[Extracted data entries]
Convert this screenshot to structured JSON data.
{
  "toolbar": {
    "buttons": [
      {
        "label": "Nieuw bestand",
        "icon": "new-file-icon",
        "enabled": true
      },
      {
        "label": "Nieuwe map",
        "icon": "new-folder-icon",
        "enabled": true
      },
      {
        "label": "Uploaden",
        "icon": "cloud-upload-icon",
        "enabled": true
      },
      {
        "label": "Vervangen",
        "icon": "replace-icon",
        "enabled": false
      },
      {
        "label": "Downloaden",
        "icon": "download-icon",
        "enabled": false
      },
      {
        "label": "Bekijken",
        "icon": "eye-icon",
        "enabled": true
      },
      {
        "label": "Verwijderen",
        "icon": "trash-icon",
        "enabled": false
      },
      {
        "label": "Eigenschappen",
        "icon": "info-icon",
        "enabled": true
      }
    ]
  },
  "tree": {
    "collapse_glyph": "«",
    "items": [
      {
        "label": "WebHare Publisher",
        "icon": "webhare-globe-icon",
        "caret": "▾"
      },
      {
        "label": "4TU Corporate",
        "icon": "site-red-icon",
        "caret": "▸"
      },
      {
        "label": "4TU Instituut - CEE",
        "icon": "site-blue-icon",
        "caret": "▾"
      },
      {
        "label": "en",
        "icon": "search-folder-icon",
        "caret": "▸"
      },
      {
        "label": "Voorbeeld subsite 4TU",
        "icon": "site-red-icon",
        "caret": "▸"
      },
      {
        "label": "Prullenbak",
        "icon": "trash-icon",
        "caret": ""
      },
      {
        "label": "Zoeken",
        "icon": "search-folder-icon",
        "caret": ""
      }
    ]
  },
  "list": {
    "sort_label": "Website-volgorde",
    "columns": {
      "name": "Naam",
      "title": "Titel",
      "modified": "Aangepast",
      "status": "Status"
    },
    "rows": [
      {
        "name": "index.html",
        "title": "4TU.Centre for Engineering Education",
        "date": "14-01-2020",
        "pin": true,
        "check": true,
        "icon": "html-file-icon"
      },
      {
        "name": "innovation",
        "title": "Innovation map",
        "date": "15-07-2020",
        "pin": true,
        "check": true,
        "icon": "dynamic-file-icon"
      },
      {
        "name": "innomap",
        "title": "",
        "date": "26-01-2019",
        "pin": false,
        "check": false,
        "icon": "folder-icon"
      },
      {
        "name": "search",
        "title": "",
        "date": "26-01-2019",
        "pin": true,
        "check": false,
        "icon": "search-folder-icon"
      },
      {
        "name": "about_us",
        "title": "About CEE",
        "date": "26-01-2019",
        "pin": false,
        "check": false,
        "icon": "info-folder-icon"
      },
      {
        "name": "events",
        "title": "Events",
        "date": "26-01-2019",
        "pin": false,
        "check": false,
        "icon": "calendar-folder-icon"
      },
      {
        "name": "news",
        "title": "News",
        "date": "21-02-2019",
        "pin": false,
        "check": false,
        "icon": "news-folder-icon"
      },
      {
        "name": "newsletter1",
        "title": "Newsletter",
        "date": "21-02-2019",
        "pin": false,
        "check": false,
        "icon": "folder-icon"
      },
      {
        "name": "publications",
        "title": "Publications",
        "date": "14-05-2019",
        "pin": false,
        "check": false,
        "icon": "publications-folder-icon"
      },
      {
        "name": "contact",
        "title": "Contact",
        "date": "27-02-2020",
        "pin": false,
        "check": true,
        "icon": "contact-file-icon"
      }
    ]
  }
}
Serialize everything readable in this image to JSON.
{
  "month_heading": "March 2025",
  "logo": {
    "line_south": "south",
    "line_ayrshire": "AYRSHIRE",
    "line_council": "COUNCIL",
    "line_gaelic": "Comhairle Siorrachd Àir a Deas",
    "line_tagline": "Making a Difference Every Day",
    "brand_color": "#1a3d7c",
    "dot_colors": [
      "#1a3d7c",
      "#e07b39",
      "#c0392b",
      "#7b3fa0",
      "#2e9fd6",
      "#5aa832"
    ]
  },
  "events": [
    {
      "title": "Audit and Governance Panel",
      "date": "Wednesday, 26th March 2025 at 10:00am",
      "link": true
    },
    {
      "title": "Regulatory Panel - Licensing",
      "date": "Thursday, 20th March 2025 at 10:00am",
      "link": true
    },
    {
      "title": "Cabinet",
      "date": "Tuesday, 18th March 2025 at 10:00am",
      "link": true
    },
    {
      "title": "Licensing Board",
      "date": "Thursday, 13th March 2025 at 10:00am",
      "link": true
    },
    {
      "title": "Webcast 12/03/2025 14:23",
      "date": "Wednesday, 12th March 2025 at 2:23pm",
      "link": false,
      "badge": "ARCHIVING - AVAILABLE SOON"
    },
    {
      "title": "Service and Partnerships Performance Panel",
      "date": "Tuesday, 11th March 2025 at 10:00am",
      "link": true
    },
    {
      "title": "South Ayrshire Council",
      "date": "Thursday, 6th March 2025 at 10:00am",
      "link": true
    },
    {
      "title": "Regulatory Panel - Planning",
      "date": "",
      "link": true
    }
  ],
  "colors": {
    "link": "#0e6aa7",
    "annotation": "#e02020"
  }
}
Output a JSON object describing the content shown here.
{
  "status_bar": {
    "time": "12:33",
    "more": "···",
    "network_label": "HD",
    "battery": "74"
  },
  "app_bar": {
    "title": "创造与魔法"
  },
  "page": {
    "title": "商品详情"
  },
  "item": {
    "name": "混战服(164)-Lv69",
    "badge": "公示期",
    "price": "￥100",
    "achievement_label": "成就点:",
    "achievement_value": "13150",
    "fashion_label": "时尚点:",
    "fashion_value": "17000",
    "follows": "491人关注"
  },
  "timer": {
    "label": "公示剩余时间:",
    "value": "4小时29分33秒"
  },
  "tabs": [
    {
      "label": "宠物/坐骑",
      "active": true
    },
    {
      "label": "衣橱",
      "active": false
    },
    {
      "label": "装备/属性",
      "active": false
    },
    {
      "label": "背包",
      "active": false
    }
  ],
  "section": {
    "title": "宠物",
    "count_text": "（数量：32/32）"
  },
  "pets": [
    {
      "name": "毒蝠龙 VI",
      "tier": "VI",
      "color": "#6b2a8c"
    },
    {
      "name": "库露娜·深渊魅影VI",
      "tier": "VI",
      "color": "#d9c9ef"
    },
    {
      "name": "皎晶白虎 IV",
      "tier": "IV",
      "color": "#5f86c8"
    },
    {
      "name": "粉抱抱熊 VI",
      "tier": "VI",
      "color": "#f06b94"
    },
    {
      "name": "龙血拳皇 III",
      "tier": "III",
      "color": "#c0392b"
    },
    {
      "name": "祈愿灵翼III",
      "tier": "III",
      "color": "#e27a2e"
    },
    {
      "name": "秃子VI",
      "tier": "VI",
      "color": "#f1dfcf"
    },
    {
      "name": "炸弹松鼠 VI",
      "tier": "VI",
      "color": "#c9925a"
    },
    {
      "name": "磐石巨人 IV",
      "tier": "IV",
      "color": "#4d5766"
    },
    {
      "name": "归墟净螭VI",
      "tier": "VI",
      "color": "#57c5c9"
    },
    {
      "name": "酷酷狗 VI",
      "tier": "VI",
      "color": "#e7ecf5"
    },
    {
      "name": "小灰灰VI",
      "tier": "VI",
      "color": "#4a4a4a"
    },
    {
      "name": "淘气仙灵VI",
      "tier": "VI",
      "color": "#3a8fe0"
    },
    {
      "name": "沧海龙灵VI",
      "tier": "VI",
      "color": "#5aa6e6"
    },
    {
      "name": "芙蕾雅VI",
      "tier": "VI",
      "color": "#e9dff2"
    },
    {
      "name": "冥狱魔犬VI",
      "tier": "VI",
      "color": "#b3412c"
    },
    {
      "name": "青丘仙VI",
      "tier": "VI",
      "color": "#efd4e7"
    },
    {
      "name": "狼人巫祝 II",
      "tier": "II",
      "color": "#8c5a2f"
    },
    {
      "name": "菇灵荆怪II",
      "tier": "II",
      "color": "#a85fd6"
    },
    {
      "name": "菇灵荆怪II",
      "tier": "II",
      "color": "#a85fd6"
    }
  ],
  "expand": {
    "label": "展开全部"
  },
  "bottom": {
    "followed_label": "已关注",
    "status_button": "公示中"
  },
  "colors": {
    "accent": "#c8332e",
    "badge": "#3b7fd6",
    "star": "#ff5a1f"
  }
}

-- SHORT EXERCISE --
Copy out all lines above that include the string "folder".

-- ANSWER TO THIS EXERCISE --
        "icon": "new-folder-icon",
        "icon": "search-folder-icon",
        "icon": "search-folder-icon",
        "icon": "folder-icon"
        "icon": "search-folder-icon"
        "icon": "info-folder-icon"
        "icon": "calendar-folder-icon"
        "icon": "news-folder-icon"
        "icon": "folder-icon"
        "icon": "publications-folder-icon"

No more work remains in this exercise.